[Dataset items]
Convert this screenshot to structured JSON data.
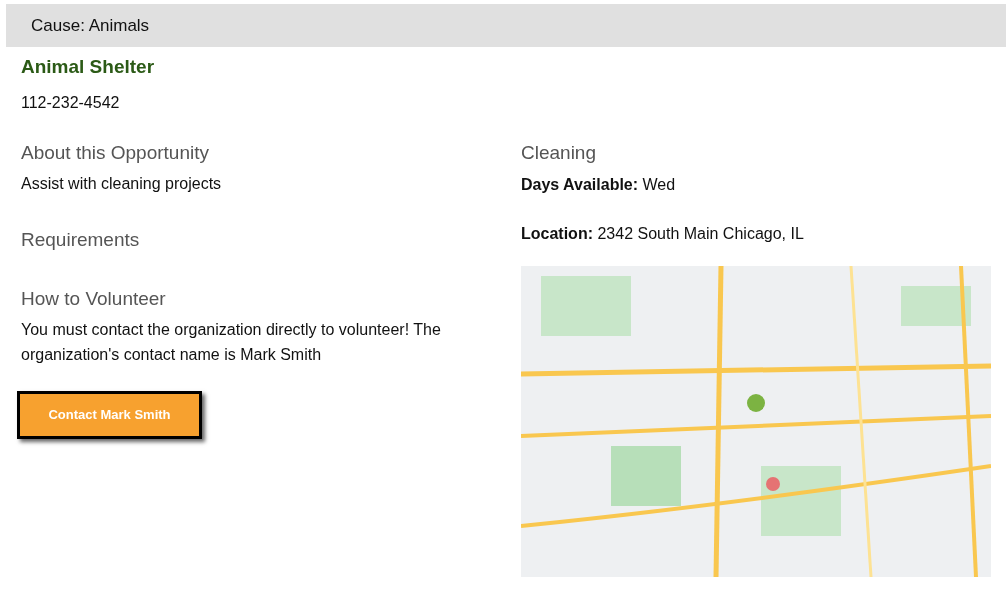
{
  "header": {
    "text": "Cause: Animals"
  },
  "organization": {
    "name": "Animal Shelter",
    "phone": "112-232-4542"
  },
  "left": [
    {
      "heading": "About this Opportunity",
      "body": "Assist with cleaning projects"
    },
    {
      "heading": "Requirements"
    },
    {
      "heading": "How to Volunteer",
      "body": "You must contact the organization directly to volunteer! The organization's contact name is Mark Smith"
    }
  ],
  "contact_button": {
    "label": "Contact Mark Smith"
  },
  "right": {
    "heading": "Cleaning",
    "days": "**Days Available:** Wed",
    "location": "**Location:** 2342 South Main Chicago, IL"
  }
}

## Exercise instructions
Go through the material above and print all of it exactly, except the pictures.

## Written answer
Convert this screenshot to structured JSON data.
{
  "header": {
    "text": "Cause: Animals"
  },
  "organization": {
    "name": "Animal Shelter",
    "phone": "112-232-4542"
  },
  "left": [
    {
      "heading": "About this Opportunity",
      "body": "Assist with cleaning projects"
    },
    {
      "heading": "Requirements"
    },
    {
      "heading": "How to Volunteer",
      "body": "You must contact the organization directly to volunteer! The organization's contact name is Mark Smith"
    }
  ],
  "contact_button": {
    "label": "Contact Mark Smith"
  },
  "right": {
    "heading": "Cleaning",
    "days": "**Days Available:** Wed",
    "location": "**Location:** 2342 South Main Chicago, IL"
  }
}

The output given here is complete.